> **Stated problem**:
Quote the whole listing exactly. Leave the pictures out of your copy.

> **Information given**:
+ + + + +

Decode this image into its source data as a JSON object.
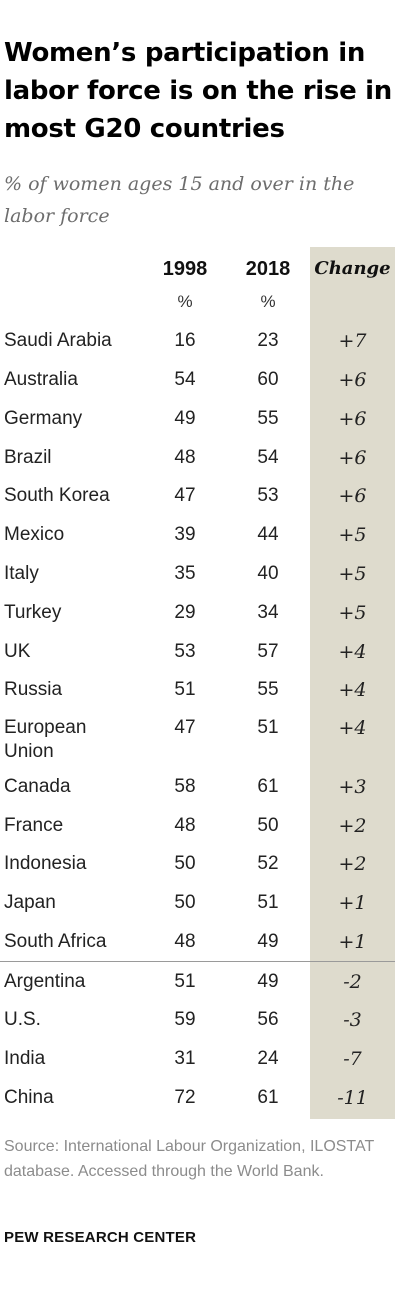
{
  "title": "Women’s participation in labor force is on the rise in most G20 countries",
  "subtitle": "% of women ages 15 and over in the labor force",
  "columns": {
    "y1998": "1998",
    "y2018": "2018",
    "change": "Change",
    "unit": "%"
  },
  "source": "Source: International Labour Organization, ILOSTAT database. Accessed through the World Bank.",
  "brand": "PEW RESEARCH CENTER",
  "colors": {
    "change_column_bg": "#dedbcd",
    "divider": "#9a9a9a"
  },
  "chart_data": {
    "type": "table",
    "headers": [
      "",
      "1998",
      "2018",
      "Change"
    ],
    "rows": [
      {
        "country": "Saudi Arabia",
        "y1998": "16",
        "y2018": "23",
        "change": "+7"
      },
      {
        "country": "Australia",
        "y1998": "54",
        "y2018": "60",
        "change": "+6"
      },
      {
        "country": "Germany",
        "y1998": "49",
        "y2018": "55",
        "change": "+6"
      },
      {
        "country": "Brazil",
        "y1998": "48",
        "y2018": "54",
        "change": "+6"
      },
      {
        "country": "South Korea",
        "y1998": "47",
        "y2018": "53",
        "change": "+6"
      },
      {
        "country": "Mexico",
        "y1998": "39",
        "y2018": "44",
        "change": "+5"
      },
      {
        "country": "Italy",
        "y1998": "35",
        "y2018": "40",
        "change": "+5"
      },
      {
        "country": "Turkey",
        "y1998": "29",
        "y2018": "34",
        "change": "+5"
      },
      {
        "country": "UK",
        "y1998": "53",
        "y2018": "57",
        "change": "+4"
      },
      {
        "country": "Russia",
        "y1998": "51",
        "y2018": "55",
        "change": "+4"
      },
      {
        "country": "European Union",
        "y1998": "47",
        "y2018": "51",
        "change": "+4"
      },
      {
        "country": "Canada",
        "y1998": "58",
        "y2018": "61",
        "change": "+3"
      },
      {
        "country": "France",
        "y1998": "48",
        "y2018": "50",
        "change": "+2"
      },
      {
        "country": "Indonesia",
        "y1998": "50",
        "y2018": "52",
        "change": "+2"
      },
      {
        "country": "Japan",
        "y1998": "50",
        "y2018": "51",
        "change": "+1"
      },
      {
        "country": "South Africa",
        "y1998": "48",
        "y2018": "49",
        "change": "+1"
      },
      {
        "country": "Argentina",
        "y1998": "51",
        "y2018": "49",
        "change": "-2"
      },
      {
        "country": "U.S.",
        "y1998": "59",
        "y2018": "56",
        "change": "-3"
      },
      {
        "country": "India",
        "y1998": "31",
        "y2018": "24",
        "change": "-7"
      },
      {
        "country": "China",
        "y1998": "72",
        "y2018": "61",
        "change": "-11"
      }
    ]
  }
}
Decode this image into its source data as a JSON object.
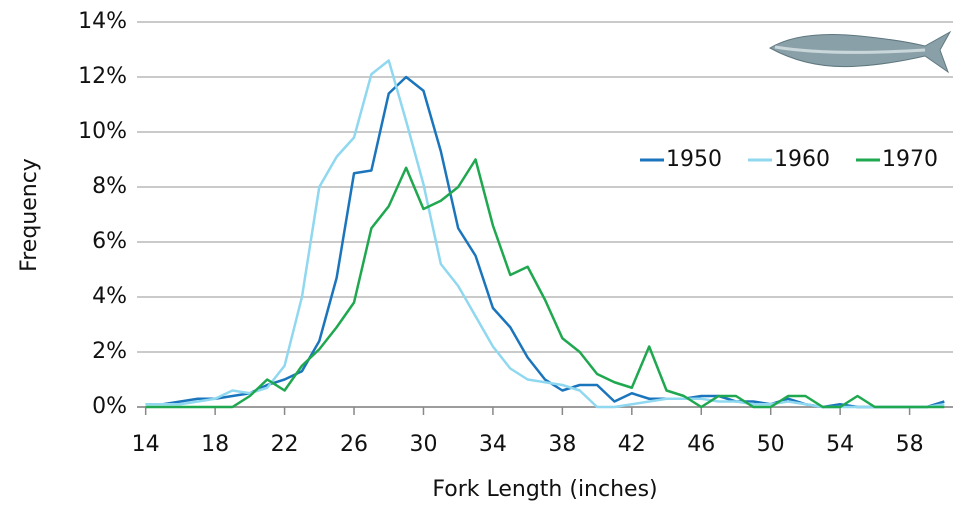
{
  "chart_data": {
    "type": "line",
    "x_label": "Fork Length (inches)",
    "y_label": "Frequency",
    "x": [
      14,
      15,
      16,
      17,
      18,
      19,
      20,
      21,
      22,
      23,
      24,
      25,
      26,
      27,
      28,
      29,
      30,
      31,
      32,
      33,
      34,
      35,
      36,
      37,
      38,
      39,
      40,
      41,
      42,
      43,
      44,
      45,
      46,
      47,
      48,
      49,
      50,
      51,
      52,
      53,
      54,
      55,
      56,
      57,
      58,
      59,
      60
    ],
    "series": [
      {
        "name": "1950",
        "color": "#1b75bc",
        "values": [
          0.1,
          0.1,
          0.2,
          0.3,
          0.3,
          0.4,
          0.5,
          0.8,
          1.0,
          1.3,
          2.4,
          4.7,
          8.5,
          8.6,
          11.4,
          12.0,
          11.5,
          9.3,
          6.5,
          5.5,
          3.6,
          2.9,
          1.8,
          1.0,
          0.6,
          0.8,
          0.8,
          0.2,
          0.5,
          0.3,
          0.3,
          0.3,
          0.4,
          0.4,
          0.2,
          0.2,
          0.1,
          0.3,
          0.1,
          0,
          0.1,
          0,
          0,
          0,
          0,
          0,
          0.2
        ]
      },
      {
        "name": "1960",
        "color": "#8fd8f0",
        "values": [
          0.1,
          0.1,
          0.1,
          0.2,
          0.3,
          0.6,
          0.5,
          0.7,
          1.5,
          4.0,
          8.0,
          9.1,
          9.8,
          12.1,
          12.6,
          10.4,
          8.1,
          5.2,
          4.4,
          3.3,
          2.2,
          1.4,
          1.0,
          0.9,
          0.8,
          0.6,
          0,
          0,
          0.1,
          0.2,
          0.3,
          0.3,
          0.3,
          0.2,
          0.2,
          0.1,
          0.1,
          0.2,
          0.1,
          0,
          0,
          0,
          0,
          0,
          0,
          0,
          0.1
        ]
      },
      {
        "name": "1970",
        "color": "#1fa84f",
        "values": [
          0,
          0,
          0,
          0,
          0,
          0,
          0.4,
          1.0,
          0.6,
          1.5,
          2.1,
          2.9,
          3.8,
          6.5,
          7.3,
          8.7,
          7.2,
          7.5,
          8.0,
          9.0,
          6.6,
          4.8,
          5.1,
          3.9,
          2.5,
          2.0,
          1.2,
          0.9,
          0.7,
          2.2,
          0.6,
          0.4,
          0,
          0.4,
          0.4,
          0,
          0,
          0.4,
          0.4,
          0,
          0,
          0.4,
          0,
          0,
          0,
          0,
          0
        ]
      }
    ],
    "xlim": [
      13.5,
      60.5
    ],
    "xticks": [
      14,
      18,
      22,
      26,
      30,
      34,
      38,
      42,
      46,
      50,
      54,
      58
    ],
    "ylim": [
      0,
      14
    ],
    "yticks": [
      {
        "value": 0,
        "label": "0%"
      },
      {
        "value": 2,
        "label": "2%"
      },
      {
        "value": 4,
        "label": "4%"
      },
      {
        "value": 6,
        "label": "6%"
      },
      {
        "value": 8,
        "label": "8%"
      },
      {
        "value": 10,
        "label": "10%"
      },
      {
        "value": 12,
        "label": "12%"
      },
      {
        "value": 14,
        "label": "14%"
      }
    ],
    "grid": true,
    "legend": "right"
  }
}
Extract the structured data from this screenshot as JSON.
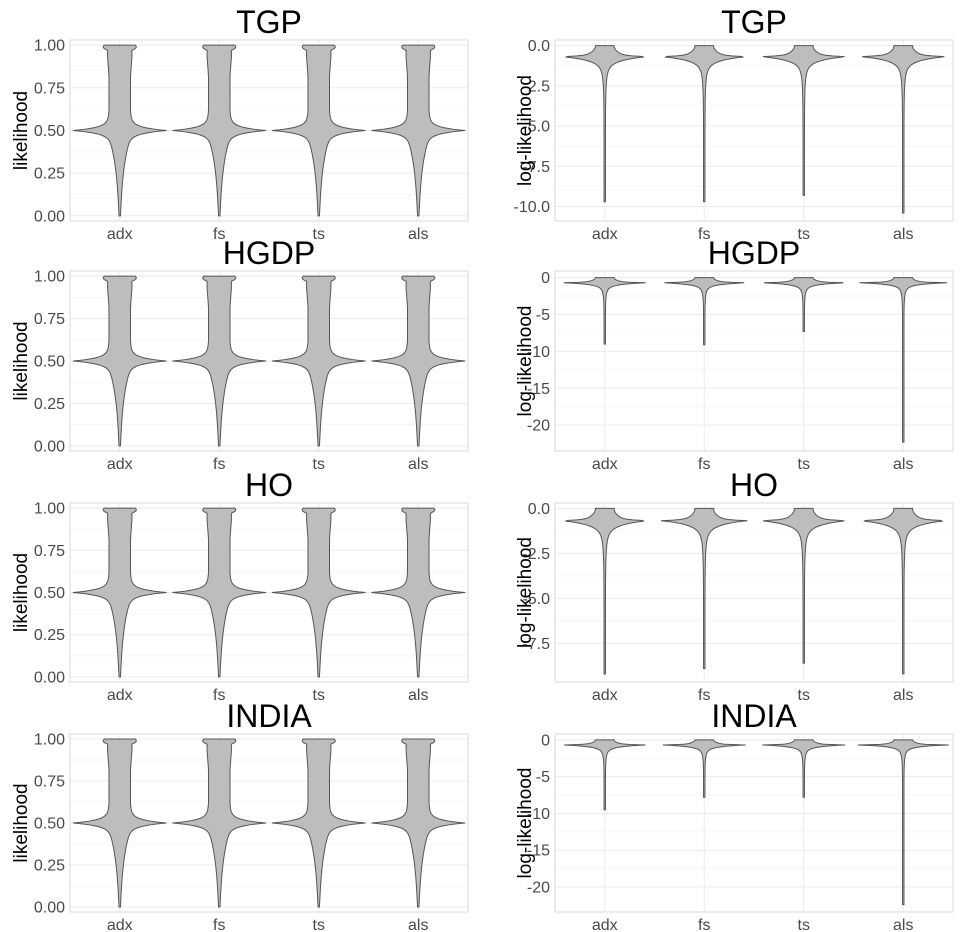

+ + + + +

> **Solution for this exercise**:
Decode this image into its source data as a JSON object.
{
  "title": "Women’s participation in labor force is on the rise in most G20 countries",
  "subtitle": "% of women ages 15 and over in the labor force",
  "columns": {
    "y1998": "1998",
    "y2018": "2018",
    "change": "Change",
    "unit": "%"
  },
  "source": "Source: International Labour Organization, ILOSTAT database. Accessed through the World Bank.",
  "brand": "PEW RESEARCH CENTER",
  "colors": {
    "change_column_bg": "#dedbcd",
    "divider": "#9a9a9a"
  },
  "chart_data": {
    "type": "table",
    "headers": [
      "",
      "1998",
      "2018",
      "Change"
    ],
    "rows": [
      {
        "country": "Saudi Arabia",
        "y1998": "16",
        "y2018": "23",
        "change": "+7"
      },
      {
        "country": "Australia",
        "y1998": "54",
        "y2018": "60",
        "change": "+6"
      },
      {
        "country": "Germany",
        "y1998": "49",
        "y2018": "55",
        "change": "+6"
      },
      {
        "country": "Brazil",
        "y1998": "48",
        "y2018": "54",
        "change": "+6"
      },
      {
        "country": "South Korea",
        "y1998": "47",
        "y2018": "53",
        "change": "+6"
      },
      {
        "country": "Mexico",
        "y1998": "39",
        "y2018": "44",
        "change": "+5"
      },
      {
        "country": "Italy",
        "y1998": "35",
        "y2018": "40",
        "change": "+5"
      },
      {
        "country": "Turkey",
        "y1998": "29",
        "y2018": "34",
        "change": "+5"
      },
      {
        "country": "UK",
        "y1998": "53",
        "y2018": "57",
        "change": "+4"
      },
      {
        "country": "Russia",
        "y1998": "51",
        "y2018": "55",
        "change": "+4"
      },
      {
        "country": "European Union",
        "y1998": "47",
        "y2018": "51",
        "change": "+4"
      },
      {
        "country": "Canada",
        "y1998": "58",
        "y2018": "61",
        "change": "+3"
      },
      {
        "country": "France",
        "y1998": "48",
        "y2018": "50",
        "change": "+2"
      },
      {
        "country": "Indonesia",
        "y1998": "50",
        "y2018": "52",
        "change": "+2"
      },
      {
        "country": "Japan",
        "y1998": "50",
        "y2018": "51",
        "change": "+1"
      },
      {
        "country": "South Africa",
        "y1998": "48",
        "y2018": "49",
        "change": "+1"
      },
      {
        "country": "Argentina",
        "y1998": "51",
        "y2018": "49",
        "change": "-2"
      },
      {
        "country": "U.S.",
        "y1998": "59",
        "y2018": "56",
        "change": "-3"
      },
      {
        "country": "India",
        "y1998": "31",
        "y2018": "24",
        "change": "-7"
      },
      {
        "country": "China",
        "y1998": "72",
        "y2018": "61",
        "change": "-11"
      }
    ]
  }
}
Decode this image into its source data as a JSON object.
{
  "chart_data": {
    "type": "line",
    "x_label": "Fork Length (inches)",
    "y_label": "Frequency",
    "x": [
      14,
      15,
      16,
      17,
      18,
      19,
      20,
      21,
      22,
      23,
      24,
      25,
      26,
      27,
      28,
      29,
      30,
      31,
      32,
      33,
      34,
      35,
      36,
      37,
      38,
      39,
      40,
      41,
      42,
      43,
      44,
      45,
      46,
      47,
      48,
      49,
      50,
      51,
      52,
      53,
      54,
      55,
      56,
      57,
      58,
      59,
      60
    ],
    "series": [
      {
        "name": "1950",
        "color": "#1b75bc",
        "values": [
          0.1,
          0.1,
          0.2,
          0.3,
          0.3,
          0.4,
          0.5,
          0.8,
          1.0,
          1.3,
          2.4,
          4.7,
          8.5,
          8.6,
          11.4,
          12.0,
          11.5,
          9.3,
          6.5,
          5.5,
          3.6,
          2.9,
          1.8,
          1.0,
          0.6,
          0.8,
          0.8,
          0.2,
          0.5,
          0.3,
          0.3,
          0.3,
          0.4,
          0.4,
          0.2,
          0.2,
          0.1,
          0.3,
          0.1,
          0,
          0.1,
          0,
          0,
          0,
          0,
          0,
          0.2
        ]
      },
      {
        "name": "1960",
        "color": "#8fd8f0",
        "values": [
          0.1,
          0.1,
          0.1,
          0.2,
          0.3,
          0.6,
          0.5,
          0.7,
          1.5,
          4.0,
          8.0,
          9.1,
          9.8,
          12.1,
          12.6,
          10.4,
          8.1,
          5.2,
          4.4,
          3.3,
          2.2,
          1.4,
          1.0,
          0.9,
          0.8,
          0.6,
          0,
          0,
          0.1,
          0.2,
          0.3,
          0.3,
          0.3,
          0.2,
          0.2,
          0.1,
          0.1,
          0.2,
          0.1,
          0,
          0,
          0,
          0,
          0,
          0,
          0,
          0.1
        ]
      },
      {
        "name": "1970",
        "color": "#1fa84f",
        "values": [
          0,
          0,
          0,
          0,
          0,
          0,
          0.4,
          1.0,
          0.6,
          1.5,
          2.1,
          2.9,
          3.8,
          6.5,
          7.3,
          8.7,
          7.2,
          7.5,
          8.0,
          9.0,
          6.6,
          4.8,
          5.1,
          3.9,
          2.5,
          2.0,
          1.2,
          0.9,
          0.7,
          2.2,
          0.6,
          0.4,
          0,
          0.4,
          0.4,
          0,
          0,
          0.4,
          0.4,
          0,
          0,
          0.4,
          0,
          0,
          0,
          0,
          0
        ]
      }
    ],
    "xlim": [
      13.5,
      60.5
    ],
    "xticks": [
      14,
      18,
      22,
      26,
      30,
      34,
      38,
      42,
      46,
      50,
      54,
      58
    ],
    "ylim": [
      0,
      14
    ],
    "yticks": [
      {
        "value": 0,
        "label": "0%"
      },
      {
        "value": 2,
        "label": "2%"
      },
      {
        "value": 4,
        "label": "4%"
      },
      {
        "value": 6,
        "label": "6%"
      },
      {
        "value": 8,
        "label": "8%"
      },
      {
        "value": 10,
        "label": "10%"
      },
      {
        "value": 12,
        "label": "12%"
      },
      {
        "value": 14,
        "label": "14%"
      }
    ],
    "grid": true,
    "legend": "right"
  }
}
Extract the structured data from this screenshot as JSON.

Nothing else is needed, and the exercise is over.